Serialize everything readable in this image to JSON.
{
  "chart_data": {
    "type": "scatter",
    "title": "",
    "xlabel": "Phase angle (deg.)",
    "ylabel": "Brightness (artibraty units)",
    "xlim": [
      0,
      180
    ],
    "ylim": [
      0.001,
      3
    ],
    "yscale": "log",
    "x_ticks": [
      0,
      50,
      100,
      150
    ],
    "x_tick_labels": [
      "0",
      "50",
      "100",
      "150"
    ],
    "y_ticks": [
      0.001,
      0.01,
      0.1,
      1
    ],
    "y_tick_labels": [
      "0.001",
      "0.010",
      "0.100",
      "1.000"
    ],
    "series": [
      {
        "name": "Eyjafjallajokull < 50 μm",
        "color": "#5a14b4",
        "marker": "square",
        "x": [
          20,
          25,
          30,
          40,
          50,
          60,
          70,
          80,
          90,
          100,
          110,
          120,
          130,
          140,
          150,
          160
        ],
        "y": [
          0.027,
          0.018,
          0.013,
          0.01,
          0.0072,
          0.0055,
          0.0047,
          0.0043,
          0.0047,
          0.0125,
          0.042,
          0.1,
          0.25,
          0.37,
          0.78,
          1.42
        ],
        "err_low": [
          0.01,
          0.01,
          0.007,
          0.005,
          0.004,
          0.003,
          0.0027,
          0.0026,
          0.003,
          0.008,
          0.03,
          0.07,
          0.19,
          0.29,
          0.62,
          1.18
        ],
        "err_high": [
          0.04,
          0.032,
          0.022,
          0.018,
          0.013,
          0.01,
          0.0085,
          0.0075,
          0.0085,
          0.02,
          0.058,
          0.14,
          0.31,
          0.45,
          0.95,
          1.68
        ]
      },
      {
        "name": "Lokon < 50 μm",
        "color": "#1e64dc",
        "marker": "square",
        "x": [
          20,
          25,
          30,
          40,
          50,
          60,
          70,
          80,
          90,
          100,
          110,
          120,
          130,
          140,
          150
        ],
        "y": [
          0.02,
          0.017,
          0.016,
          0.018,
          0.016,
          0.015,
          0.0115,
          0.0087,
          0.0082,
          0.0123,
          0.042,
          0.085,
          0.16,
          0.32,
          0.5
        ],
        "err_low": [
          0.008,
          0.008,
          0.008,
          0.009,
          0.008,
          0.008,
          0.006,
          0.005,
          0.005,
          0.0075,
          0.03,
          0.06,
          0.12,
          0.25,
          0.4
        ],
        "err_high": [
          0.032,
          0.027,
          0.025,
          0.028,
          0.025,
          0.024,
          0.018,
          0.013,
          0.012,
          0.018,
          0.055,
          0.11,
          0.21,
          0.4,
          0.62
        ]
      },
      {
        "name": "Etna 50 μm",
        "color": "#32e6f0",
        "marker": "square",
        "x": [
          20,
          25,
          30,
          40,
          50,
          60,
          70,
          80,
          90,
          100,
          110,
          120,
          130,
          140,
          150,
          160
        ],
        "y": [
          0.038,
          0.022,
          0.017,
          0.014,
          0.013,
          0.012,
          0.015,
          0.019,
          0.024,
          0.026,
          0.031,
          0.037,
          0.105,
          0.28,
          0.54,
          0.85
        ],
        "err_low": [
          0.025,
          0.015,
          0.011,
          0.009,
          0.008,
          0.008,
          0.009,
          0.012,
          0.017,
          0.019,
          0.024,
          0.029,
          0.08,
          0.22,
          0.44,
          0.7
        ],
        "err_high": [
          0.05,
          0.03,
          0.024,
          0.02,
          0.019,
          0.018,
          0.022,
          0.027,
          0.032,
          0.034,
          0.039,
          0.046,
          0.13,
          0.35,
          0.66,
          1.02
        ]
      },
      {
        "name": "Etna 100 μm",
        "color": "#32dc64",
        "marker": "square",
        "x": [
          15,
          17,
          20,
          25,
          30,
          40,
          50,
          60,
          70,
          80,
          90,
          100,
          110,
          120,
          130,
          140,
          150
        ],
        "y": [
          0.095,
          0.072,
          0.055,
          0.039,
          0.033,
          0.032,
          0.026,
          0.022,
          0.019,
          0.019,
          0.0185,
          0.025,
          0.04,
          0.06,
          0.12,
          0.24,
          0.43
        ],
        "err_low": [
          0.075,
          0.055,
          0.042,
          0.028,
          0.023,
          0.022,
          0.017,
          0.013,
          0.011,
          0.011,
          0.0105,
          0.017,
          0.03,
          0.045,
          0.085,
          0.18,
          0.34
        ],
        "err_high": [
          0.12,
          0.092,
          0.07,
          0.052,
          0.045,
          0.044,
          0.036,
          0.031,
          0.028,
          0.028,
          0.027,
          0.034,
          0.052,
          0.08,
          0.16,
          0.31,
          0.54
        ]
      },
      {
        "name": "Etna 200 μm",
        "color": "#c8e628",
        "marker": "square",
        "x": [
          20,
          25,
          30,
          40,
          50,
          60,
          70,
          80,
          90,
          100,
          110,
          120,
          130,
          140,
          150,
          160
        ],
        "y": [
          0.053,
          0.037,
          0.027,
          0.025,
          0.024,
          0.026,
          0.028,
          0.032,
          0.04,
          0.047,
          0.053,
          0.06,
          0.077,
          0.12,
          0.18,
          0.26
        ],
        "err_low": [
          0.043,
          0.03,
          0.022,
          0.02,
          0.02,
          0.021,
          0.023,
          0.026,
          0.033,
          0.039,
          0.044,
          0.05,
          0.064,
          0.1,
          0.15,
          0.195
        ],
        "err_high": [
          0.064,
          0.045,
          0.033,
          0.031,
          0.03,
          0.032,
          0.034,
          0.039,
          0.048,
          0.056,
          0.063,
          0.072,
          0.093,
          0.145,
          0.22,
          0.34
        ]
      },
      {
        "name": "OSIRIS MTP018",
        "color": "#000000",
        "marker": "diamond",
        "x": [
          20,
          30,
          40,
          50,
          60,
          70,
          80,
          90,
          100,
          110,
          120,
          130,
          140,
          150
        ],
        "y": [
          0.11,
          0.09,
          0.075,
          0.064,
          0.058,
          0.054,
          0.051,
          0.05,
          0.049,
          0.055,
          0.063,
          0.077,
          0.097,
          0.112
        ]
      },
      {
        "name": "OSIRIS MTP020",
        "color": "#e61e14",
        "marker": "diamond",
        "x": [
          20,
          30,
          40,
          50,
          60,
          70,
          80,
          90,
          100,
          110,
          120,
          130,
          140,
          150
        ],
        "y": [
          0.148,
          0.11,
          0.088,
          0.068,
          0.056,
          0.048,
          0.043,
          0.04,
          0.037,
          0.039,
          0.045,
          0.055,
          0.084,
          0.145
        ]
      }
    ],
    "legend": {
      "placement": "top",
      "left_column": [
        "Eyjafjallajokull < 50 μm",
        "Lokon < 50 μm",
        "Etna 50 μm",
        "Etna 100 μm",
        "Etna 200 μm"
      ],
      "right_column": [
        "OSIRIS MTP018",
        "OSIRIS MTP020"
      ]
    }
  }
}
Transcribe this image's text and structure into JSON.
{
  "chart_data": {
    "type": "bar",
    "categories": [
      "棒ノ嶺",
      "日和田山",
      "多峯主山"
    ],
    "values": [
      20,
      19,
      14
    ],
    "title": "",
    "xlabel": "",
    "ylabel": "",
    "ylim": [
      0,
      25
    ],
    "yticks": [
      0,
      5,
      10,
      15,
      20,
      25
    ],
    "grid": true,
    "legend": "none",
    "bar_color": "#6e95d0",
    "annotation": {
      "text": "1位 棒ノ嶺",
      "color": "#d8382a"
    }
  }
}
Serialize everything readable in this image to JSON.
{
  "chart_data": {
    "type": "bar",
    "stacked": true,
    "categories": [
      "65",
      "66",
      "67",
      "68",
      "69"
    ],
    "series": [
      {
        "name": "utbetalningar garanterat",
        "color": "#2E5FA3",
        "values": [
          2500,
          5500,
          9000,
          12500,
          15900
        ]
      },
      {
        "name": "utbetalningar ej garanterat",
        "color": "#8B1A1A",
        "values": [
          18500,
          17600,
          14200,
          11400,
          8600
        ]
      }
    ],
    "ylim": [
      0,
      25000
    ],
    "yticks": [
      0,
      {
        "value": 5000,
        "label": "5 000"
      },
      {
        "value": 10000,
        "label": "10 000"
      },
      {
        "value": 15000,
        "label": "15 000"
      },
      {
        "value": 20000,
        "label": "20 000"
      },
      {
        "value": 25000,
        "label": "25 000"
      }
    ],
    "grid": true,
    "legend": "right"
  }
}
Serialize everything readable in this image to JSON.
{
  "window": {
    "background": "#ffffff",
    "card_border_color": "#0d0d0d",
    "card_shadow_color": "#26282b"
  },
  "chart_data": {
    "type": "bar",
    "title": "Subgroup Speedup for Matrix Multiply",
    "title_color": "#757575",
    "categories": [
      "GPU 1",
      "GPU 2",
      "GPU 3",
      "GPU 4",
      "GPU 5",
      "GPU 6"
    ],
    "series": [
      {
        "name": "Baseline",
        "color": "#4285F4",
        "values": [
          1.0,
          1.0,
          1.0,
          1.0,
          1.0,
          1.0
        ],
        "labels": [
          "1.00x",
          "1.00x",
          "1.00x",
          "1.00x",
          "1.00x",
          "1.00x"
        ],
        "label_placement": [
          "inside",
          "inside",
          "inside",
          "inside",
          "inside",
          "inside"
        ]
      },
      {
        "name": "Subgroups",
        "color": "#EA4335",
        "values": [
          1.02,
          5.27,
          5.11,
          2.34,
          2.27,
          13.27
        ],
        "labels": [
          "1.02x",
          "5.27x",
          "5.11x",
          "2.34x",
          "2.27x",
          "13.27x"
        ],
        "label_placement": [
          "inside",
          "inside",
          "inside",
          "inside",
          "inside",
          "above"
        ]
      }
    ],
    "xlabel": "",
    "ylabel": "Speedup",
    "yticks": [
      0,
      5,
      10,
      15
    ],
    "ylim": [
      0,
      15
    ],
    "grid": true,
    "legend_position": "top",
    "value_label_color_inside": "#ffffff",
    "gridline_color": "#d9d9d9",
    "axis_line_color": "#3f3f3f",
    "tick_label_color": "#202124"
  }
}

WHAT IS ASKED: Among the entries above, identify all lines with "utbetalningar" and copy them.

REPLY:
        "name": "utbetalningar garanterat",
        "name": "utbetalningar ej garanterat",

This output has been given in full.